# Aim
Scan the data below. Pull out each line where "does" occurs.

# Dataset records
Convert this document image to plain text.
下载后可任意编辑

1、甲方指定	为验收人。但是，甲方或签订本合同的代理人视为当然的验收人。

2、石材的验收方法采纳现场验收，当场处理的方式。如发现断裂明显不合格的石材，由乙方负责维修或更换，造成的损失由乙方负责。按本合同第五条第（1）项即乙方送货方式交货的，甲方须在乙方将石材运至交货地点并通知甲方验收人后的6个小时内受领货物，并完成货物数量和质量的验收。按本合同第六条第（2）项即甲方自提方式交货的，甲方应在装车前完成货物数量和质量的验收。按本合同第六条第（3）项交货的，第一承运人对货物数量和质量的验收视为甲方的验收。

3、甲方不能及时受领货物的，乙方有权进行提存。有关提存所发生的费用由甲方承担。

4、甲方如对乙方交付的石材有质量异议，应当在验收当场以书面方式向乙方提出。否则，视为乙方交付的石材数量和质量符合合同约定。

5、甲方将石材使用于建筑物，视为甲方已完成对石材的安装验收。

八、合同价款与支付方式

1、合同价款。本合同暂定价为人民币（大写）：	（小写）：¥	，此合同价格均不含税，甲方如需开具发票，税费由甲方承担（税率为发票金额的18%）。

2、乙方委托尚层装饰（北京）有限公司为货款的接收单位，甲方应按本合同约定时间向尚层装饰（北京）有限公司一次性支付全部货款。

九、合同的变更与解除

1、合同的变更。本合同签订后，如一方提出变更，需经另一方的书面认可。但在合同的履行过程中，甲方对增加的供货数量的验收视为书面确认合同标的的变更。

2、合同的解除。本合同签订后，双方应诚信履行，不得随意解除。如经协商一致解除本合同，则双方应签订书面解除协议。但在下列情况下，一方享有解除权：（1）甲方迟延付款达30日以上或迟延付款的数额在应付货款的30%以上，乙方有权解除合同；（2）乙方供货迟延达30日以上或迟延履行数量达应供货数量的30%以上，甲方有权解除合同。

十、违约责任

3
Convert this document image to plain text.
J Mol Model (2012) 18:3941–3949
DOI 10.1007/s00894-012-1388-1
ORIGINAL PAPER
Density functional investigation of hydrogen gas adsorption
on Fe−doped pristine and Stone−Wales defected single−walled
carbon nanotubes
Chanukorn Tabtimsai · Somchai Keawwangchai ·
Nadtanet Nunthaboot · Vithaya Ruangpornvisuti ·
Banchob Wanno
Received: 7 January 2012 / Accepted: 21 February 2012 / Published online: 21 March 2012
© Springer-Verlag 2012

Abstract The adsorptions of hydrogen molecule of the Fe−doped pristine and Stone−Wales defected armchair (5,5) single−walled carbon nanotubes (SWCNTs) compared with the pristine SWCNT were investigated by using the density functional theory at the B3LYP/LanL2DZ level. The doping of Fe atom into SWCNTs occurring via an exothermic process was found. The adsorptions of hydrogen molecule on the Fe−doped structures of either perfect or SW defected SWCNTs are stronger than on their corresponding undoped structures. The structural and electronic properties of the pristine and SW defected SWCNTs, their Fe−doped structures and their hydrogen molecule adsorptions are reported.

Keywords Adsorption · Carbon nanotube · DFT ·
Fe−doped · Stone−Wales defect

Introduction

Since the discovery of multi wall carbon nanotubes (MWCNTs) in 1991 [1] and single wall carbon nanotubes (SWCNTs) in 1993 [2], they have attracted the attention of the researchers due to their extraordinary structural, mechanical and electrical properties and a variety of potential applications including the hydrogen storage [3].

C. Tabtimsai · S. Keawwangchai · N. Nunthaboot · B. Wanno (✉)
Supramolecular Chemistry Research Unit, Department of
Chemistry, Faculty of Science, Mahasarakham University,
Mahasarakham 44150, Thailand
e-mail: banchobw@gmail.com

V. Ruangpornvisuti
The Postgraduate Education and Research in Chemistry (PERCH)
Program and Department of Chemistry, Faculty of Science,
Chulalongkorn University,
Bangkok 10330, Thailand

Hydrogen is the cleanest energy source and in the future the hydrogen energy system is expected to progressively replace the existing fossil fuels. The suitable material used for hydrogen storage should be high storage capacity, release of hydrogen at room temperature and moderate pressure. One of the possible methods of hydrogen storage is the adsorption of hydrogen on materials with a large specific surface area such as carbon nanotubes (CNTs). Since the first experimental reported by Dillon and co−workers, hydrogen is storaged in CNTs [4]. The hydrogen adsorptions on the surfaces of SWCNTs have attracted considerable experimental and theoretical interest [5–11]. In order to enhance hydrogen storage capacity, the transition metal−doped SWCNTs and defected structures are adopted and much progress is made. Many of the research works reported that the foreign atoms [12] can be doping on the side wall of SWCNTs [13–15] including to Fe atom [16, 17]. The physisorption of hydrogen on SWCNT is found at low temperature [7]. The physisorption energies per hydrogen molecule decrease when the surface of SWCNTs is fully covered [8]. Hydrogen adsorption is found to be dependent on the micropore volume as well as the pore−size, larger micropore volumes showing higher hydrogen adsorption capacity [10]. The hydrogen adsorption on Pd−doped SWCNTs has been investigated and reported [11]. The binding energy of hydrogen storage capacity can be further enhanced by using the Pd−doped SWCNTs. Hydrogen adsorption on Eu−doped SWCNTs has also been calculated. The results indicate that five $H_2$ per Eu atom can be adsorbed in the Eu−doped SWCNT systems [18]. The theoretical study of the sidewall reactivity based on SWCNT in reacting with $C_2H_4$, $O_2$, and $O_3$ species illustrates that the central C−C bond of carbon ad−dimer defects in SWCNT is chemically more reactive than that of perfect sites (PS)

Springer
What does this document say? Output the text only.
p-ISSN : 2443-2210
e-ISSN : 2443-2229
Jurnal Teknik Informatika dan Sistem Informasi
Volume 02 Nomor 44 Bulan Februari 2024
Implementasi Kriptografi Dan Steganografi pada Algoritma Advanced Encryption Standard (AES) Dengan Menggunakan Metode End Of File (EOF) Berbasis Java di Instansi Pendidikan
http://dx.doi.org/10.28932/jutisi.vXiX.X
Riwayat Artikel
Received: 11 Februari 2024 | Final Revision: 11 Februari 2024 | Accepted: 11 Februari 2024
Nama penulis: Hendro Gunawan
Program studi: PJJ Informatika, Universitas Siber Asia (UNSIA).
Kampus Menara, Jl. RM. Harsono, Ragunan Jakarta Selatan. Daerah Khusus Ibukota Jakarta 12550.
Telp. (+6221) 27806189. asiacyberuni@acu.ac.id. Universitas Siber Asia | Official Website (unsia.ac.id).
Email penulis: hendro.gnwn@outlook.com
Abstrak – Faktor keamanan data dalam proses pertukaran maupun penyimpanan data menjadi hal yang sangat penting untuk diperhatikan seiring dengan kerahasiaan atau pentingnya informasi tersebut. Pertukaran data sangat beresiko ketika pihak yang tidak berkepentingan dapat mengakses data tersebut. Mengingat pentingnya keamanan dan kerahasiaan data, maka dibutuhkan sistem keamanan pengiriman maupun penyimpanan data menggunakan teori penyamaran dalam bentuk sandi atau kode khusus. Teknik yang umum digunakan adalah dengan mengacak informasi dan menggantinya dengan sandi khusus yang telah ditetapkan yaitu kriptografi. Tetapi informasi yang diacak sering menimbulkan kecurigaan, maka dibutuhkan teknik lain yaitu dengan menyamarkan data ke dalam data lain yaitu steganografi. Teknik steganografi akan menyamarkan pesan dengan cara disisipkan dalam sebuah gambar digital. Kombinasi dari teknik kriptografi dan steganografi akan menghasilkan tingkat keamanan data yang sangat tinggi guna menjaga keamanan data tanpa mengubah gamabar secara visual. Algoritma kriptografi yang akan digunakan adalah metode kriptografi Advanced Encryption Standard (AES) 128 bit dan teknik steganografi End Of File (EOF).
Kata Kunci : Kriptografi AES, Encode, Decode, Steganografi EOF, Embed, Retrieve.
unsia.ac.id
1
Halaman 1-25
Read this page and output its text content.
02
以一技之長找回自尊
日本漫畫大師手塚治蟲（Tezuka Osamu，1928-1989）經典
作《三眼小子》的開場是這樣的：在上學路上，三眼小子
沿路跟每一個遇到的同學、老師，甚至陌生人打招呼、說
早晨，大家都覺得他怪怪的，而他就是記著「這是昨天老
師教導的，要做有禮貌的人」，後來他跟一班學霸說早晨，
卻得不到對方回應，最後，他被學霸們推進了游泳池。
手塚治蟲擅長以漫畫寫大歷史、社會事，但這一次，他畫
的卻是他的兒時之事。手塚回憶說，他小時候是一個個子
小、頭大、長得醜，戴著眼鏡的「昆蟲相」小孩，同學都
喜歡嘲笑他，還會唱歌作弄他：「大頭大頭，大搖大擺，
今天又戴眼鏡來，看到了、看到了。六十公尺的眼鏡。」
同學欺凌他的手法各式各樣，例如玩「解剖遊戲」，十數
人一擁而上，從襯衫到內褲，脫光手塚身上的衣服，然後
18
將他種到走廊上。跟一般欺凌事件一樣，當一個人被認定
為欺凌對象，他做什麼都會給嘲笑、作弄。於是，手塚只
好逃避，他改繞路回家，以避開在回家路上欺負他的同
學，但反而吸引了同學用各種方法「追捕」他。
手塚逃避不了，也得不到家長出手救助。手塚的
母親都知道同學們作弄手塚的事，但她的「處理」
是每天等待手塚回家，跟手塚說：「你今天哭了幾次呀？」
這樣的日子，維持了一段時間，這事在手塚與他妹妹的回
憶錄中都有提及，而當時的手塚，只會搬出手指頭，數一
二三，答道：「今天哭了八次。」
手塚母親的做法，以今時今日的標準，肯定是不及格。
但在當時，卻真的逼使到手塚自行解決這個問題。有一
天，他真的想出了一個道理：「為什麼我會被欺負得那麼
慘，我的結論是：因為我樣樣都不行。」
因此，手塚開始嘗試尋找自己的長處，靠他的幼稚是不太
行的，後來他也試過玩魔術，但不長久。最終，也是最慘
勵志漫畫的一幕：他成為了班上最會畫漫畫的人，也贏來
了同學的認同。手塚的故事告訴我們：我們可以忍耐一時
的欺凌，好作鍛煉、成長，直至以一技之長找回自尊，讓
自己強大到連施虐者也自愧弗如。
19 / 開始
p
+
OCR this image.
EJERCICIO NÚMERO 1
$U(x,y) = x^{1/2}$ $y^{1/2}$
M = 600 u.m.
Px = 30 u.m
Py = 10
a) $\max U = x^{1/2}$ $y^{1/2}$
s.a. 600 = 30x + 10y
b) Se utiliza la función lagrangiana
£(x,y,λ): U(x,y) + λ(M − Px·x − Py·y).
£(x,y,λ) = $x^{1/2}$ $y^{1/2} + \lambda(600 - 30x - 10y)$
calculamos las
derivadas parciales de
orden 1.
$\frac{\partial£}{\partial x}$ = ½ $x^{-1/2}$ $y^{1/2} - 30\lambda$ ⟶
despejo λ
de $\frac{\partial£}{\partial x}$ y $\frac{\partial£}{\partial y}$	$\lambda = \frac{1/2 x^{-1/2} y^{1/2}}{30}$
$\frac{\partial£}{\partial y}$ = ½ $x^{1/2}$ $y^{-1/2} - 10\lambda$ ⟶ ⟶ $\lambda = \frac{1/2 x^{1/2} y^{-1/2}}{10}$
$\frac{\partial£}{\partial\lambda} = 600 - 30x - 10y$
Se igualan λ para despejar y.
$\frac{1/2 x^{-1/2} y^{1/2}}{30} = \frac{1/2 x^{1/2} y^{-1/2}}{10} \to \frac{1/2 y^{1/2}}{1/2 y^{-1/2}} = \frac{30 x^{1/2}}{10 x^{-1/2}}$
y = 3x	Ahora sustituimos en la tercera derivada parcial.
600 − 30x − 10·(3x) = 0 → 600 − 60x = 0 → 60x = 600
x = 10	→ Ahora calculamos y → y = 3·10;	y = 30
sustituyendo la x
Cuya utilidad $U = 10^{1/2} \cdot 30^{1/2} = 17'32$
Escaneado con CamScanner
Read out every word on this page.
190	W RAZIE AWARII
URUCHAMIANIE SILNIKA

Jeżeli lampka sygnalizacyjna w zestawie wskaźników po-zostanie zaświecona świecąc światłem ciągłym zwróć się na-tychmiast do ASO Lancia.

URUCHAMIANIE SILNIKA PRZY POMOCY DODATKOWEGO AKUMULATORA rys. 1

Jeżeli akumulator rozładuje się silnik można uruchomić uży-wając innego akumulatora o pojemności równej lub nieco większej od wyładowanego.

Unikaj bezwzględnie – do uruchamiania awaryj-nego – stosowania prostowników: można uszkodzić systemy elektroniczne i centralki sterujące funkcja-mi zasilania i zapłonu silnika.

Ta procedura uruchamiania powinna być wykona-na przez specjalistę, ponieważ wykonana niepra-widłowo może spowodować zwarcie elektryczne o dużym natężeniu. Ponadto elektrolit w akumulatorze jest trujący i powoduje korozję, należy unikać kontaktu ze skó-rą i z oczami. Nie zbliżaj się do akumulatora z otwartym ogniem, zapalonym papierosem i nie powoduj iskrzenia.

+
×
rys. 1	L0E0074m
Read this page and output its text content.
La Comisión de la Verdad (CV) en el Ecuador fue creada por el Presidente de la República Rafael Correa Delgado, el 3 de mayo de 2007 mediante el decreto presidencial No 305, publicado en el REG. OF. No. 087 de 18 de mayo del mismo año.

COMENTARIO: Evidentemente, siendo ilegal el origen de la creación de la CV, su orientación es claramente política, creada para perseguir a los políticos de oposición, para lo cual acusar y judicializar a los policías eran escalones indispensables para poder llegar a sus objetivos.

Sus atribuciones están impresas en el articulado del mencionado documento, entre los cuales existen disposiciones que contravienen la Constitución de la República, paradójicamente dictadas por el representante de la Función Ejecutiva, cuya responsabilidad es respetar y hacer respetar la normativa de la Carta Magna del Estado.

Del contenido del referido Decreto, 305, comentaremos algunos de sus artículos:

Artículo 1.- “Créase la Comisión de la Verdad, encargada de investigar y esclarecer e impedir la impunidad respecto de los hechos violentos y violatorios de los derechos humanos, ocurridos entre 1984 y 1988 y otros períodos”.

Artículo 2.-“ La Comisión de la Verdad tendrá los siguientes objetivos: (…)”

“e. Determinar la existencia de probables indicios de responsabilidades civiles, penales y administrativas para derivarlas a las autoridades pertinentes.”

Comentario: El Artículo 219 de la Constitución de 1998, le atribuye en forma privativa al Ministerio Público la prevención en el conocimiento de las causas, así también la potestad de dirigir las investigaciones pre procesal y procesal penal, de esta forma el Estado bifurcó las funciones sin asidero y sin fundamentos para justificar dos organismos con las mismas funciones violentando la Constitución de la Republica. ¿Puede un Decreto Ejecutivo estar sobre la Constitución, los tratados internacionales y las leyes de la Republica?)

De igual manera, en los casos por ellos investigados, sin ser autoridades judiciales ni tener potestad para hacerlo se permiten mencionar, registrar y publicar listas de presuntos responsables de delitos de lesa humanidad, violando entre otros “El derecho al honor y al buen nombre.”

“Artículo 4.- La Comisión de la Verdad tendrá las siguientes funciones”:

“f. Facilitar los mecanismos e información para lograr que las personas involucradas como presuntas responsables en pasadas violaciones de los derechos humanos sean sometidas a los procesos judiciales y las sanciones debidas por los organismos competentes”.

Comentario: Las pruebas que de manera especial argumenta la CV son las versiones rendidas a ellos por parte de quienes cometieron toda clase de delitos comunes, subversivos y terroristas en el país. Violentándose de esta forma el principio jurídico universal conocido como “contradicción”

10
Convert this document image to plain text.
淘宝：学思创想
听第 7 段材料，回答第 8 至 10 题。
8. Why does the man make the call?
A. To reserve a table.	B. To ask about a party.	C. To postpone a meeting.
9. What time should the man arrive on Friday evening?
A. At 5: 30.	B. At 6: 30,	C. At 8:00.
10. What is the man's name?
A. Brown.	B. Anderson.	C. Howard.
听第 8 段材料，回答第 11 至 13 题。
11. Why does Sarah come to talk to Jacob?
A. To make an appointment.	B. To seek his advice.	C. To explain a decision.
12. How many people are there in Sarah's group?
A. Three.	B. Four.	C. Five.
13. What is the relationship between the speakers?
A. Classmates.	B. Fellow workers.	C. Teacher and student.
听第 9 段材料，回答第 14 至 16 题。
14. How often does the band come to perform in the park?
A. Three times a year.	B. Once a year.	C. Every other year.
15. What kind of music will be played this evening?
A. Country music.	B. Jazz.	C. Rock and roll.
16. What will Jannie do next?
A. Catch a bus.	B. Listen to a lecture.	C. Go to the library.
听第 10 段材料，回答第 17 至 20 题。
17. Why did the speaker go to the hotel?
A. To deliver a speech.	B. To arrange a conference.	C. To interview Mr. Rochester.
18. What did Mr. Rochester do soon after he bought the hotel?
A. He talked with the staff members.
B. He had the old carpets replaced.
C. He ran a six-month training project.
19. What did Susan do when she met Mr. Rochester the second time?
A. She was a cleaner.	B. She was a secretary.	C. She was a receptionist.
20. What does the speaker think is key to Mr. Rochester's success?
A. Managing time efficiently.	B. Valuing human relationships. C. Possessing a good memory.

# Response
What does this document say? Output the text only.
8. Why does the man make the call?
11. Why does Sarah come to talk to Jacob?
14. How often does the band come to perform in the park?
20. What does the speaker think is key to Mr. Rochester's success?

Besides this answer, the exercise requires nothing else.